- Structured figure records:
= = = = = = =

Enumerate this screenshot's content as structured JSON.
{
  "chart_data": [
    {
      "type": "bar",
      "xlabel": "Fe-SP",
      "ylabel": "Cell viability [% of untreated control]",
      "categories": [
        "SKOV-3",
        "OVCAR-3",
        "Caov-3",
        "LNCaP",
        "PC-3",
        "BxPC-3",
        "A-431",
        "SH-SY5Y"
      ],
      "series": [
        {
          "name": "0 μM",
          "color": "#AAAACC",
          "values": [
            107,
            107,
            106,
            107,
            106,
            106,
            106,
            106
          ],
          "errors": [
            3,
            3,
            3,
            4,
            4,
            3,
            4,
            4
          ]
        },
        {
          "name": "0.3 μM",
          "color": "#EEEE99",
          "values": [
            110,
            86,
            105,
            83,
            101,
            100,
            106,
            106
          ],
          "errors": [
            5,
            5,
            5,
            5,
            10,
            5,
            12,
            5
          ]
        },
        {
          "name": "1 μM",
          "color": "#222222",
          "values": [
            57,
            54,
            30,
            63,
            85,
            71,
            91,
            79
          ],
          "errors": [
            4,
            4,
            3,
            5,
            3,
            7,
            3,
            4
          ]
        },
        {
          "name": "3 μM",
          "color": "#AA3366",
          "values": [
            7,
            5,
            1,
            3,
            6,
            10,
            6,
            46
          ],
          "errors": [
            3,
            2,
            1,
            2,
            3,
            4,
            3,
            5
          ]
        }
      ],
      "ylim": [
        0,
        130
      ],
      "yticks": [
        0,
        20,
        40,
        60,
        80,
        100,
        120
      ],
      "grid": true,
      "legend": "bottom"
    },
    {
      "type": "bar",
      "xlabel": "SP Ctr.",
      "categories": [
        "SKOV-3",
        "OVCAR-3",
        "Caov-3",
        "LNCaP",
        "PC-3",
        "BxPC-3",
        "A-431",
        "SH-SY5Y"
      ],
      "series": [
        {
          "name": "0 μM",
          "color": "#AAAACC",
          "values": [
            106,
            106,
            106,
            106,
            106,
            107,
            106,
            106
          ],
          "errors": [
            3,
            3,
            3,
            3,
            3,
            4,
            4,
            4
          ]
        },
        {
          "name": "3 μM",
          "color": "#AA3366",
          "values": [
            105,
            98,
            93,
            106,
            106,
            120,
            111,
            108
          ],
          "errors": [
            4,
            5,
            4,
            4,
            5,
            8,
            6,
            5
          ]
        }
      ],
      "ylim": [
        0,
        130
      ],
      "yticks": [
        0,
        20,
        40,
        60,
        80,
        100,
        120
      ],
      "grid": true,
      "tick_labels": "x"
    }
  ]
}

= = = = = = =

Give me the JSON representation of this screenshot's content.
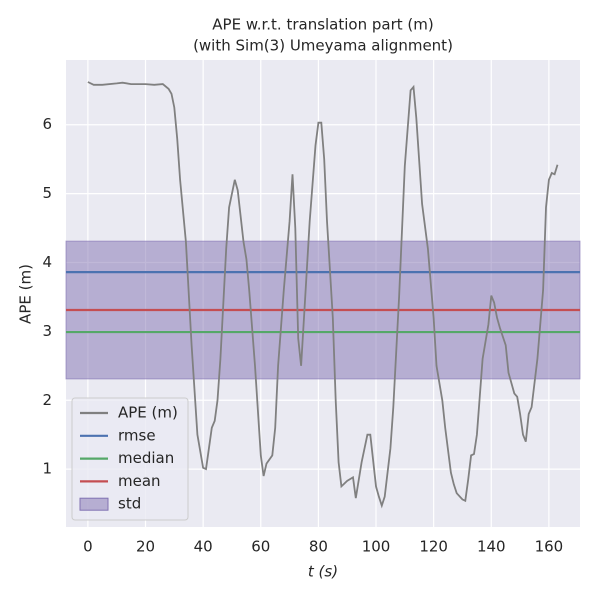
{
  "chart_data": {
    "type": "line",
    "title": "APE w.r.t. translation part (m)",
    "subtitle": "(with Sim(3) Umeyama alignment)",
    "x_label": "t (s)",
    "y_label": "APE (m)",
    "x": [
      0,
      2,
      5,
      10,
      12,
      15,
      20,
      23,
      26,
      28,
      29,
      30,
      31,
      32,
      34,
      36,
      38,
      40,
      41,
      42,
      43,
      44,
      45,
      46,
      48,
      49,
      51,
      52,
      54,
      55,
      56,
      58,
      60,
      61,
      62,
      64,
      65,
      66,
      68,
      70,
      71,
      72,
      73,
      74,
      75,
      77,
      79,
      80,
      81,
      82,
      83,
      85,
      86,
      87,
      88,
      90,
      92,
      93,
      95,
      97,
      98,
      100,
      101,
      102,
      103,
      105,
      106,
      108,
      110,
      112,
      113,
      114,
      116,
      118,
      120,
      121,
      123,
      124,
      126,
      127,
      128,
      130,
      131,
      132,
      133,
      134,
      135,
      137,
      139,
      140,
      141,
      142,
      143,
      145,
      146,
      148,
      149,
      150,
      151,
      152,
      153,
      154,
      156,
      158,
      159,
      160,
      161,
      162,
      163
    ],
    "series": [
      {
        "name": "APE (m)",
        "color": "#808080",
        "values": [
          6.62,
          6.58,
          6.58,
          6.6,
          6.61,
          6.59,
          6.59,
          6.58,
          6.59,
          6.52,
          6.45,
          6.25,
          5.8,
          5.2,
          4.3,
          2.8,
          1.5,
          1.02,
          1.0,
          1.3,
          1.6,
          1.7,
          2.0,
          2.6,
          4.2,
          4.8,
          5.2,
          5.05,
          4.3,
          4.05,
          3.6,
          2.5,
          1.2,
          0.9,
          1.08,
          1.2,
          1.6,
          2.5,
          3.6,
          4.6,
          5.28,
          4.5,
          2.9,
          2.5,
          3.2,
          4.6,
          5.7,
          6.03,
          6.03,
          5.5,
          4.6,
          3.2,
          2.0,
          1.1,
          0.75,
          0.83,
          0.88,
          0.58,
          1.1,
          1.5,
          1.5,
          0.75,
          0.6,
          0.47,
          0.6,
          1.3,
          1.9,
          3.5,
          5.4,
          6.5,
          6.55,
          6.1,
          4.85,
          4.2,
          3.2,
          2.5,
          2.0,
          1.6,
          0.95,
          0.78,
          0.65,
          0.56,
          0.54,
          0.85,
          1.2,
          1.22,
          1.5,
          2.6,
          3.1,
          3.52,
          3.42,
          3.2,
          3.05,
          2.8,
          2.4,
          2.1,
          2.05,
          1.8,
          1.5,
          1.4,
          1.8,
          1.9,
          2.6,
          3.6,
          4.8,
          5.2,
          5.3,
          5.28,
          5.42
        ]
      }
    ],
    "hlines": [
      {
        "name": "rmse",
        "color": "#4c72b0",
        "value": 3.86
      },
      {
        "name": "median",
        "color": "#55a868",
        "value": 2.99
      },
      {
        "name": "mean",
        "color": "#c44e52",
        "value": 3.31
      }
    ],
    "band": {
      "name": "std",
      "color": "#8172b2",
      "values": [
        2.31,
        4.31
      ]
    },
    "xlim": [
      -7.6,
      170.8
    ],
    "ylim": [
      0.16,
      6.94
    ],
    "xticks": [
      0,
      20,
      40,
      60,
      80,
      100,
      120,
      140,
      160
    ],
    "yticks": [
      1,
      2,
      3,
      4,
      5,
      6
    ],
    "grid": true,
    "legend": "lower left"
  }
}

= = = = = = =

- Work to be completed: From the entries above, collect every line with the string "this" in it.

- Reply to the exercise:
Enumerate this screenshot's content as structured JSON.
Give me the JSON representation of this screenshot's content.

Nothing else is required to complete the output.